Go through the listing below and list every line with "description".

-- Start of Material provided --

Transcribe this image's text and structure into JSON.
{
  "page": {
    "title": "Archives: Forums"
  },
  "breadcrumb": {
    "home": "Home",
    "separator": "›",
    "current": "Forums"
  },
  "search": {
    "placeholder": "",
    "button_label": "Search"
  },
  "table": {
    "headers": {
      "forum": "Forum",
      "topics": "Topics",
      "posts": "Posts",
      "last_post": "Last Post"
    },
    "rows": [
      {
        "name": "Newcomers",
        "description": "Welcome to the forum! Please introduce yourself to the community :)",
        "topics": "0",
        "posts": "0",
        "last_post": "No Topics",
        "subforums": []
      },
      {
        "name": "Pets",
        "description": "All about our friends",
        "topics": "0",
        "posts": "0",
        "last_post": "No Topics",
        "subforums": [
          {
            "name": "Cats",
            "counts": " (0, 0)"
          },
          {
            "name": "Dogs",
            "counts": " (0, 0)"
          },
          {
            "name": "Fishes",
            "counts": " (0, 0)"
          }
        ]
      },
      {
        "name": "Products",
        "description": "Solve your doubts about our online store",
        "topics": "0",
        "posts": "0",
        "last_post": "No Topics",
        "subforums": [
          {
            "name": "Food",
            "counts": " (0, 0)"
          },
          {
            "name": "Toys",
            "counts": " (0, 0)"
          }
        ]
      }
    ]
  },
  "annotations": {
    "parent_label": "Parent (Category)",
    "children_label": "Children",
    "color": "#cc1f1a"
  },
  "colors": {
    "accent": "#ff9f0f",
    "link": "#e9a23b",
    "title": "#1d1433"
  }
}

-- End of Material provided --

Complete output
        "description": "Welcome to the forum! Please introduce yourself to the community :)",
        "description": "All about our friends",
        "description": "Solve your doubts about our online store",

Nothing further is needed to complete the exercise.